Task goal
Please list all lines of the material below in which the string "unit" occurs.

Task data

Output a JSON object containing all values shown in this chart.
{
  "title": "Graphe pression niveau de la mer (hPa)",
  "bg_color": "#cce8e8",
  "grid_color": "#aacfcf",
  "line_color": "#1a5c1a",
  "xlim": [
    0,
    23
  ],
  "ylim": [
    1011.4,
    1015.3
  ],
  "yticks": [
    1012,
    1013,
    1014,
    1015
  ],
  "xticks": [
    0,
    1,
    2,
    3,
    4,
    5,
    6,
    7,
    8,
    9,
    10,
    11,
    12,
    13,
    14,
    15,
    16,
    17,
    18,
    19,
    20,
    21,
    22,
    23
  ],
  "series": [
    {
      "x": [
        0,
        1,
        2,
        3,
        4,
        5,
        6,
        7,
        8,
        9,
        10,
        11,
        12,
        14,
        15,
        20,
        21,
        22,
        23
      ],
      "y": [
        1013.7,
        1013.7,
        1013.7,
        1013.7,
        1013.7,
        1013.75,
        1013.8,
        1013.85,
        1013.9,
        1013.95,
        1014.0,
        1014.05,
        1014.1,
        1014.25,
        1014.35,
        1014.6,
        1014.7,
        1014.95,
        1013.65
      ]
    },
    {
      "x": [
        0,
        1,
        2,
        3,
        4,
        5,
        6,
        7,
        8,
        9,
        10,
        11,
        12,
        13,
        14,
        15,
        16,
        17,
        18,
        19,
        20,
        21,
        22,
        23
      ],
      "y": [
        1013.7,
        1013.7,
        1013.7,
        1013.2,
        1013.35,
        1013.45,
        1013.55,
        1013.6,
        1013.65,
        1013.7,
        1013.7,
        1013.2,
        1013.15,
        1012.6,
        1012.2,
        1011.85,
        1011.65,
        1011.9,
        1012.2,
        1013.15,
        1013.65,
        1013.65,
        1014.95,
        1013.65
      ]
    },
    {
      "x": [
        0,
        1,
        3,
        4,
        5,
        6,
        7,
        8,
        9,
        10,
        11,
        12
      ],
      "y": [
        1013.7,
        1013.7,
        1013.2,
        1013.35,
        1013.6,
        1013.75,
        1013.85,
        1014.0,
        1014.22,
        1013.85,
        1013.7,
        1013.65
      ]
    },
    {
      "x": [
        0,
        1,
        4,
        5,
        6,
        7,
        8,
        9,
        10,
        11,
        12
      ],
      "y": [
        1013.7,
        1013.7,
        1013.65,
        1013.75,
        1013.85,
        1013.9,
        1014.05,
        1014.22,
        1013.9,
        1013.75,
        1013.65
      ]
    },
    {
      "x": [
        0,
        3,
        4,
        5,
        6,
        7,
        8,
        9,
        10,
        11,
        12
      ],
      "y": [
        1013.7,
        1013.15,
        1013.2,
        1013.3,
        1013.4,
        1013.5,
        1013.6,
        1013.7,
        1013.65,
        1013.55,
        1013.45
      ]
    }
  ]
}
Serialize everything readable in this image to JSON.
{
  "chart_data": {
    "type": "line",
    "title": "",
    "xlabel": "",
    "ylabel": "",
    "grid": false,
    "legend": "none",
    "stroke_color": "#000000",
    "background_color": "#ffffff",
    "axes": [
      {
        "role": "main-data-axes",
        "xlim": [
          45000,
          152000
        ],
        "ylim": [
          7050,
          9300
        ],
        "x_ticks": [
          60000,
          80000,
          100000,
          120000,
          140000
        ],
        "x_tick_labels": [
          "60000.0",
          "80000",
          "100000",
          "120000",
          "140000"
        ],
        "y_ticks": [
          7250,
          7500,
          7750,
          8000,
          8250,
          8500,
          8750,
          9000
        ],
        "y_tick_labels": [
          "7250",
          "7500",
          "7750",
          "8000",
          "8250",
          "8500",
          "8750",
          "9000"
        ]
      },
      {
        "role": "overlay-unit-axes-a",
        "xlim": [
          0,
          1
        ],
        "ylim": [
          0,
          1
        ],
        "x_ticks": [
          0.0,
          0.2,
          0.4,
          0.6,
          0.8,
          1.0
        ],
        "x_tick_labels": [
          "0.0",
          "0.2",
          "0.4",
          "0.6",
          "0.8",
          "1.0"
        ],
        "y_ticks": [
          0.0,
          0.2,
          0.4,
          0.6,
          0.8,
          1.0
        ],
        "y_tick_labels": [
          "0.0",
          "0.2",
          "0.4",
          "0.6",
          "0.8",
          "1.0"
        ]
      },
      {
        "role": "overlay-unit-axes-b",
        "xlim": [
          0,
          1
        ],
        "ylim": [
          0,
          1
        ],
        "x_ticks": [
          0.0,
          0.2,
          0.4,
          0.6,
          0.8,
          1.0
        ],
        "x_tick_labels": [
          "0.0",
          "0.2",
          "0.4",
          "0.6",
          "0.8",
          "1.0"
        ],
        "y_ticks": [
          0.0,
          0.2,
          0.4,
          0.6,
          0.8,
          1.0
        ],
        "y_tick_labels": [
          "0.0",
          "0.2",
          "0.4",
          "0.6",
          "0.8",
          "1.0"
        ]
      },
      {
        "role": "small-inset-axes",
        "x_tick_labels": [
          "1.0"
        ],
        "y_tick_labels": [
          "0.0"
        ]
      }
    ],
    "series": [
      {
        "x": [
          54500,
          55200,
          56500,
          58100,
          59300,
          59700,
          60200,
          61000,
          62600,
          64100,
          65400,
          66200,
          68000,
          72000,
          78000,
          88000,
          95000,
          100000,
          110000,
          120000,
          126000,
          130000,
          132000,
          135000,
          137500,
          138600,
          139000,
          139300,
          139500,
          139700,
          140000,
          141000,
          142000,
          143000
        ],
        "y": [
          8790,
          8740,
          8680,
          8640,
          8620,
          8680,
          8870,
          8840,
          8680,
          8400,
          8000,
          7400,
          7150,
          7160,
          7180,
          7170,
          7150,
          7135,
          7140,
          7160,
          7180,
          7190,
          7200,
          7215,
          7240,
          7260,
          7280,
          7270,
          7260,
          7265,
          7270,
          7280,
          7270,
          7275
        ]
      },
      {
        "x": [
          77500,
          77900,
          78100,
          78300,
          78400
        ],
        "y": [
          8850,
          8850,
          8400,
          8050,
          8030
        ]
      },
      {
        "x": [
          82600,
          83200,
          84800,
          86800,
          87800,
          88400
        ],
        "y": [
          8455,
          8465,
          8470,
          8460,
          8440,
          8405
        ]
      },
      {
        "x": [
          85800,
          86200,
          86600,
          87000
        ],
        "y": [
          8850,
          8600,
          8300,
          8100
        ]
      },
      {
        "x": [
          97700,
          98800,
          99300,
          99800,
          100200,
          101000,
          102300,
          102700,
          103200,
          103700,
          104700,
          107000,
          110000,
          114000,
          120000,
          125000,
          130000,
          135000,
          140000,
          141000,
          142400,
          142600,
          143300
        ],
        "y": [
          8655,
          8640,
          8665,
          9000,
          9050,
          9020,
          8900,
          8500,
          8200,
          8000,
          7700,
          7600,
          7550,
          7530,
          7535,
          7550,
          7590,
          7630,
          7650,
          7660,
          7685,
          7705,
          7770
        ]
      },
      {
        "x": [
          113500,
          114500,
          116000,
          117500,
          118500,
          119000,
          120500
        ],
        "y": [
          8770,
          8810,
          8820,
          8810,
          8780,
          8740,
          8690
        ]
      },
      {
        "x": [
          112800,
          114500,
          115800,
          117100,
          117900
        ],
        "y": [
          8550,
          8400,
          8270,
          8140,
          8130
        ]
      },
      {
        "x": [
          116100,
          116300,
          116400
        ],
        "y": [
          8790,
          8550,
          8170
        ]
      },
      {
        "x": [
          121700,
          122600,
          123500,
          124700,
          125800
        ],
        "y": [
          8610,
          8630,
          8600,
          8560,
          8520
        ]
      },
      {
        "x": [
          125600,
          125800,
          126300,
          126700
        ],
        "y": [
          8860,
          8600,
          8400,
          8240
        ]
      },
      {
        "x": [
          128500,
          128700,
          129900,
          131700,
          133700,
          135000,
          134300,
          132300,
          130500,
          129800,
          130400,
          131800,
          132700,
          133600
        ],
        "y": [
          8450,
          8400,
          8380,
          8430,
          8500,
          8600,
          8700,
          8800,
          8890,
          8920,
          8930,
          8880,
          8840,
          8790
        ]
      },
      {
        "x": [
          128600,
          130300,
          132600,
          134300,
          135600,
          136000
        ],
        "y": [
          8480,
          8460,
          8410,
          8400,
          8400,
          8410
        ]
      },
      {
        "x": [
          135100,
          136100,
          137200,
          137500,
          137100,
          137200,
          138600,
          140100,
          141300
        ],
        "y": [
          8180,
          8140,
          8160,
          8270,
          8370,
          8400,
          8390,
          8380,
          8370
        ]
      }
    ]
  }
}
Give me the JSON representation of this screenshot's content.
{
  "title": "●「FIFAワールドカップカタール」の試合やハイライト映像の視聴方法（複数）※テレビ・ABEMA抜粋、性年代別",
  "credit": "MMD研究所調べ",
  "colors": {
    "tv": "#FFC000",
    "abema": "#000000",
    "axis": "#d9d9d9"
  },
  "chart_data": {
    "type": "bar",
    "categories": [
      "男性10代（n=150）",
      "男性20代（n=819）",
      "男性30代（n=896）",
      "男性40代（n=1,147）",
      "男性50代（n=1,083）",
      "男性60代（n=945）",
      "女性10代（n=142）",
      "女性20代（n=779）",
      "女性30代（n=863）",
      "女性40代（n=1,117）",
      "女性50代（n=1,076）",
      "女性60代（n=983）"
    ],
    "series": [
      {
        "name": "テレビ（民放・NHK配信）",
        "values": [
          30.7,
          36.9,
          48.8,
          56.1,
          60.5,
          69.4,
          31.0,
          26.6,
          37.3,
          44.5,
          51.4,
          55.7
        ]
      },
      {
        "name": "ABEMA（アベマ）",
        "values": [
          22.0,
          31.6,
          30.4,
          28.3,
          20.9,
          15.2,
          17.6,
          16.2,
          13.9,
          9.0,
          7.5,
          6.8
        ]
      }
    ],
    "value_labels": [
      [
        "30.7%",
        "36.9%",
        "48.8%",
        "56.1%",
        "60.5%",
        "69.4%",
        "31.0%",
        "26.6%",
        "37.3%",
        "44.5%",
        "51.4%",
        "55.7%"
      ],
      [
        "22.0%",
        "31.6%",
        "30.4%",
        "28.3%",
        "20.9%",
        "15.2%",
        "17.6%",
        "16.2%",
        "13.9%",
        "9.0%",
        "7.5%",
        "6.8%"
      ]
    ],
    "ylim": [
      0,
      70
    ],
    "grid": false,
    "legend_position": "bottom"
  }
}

The completed task
        "role": "overlay-unit-axes-a",
        "role": "overlay-unit-axes-b",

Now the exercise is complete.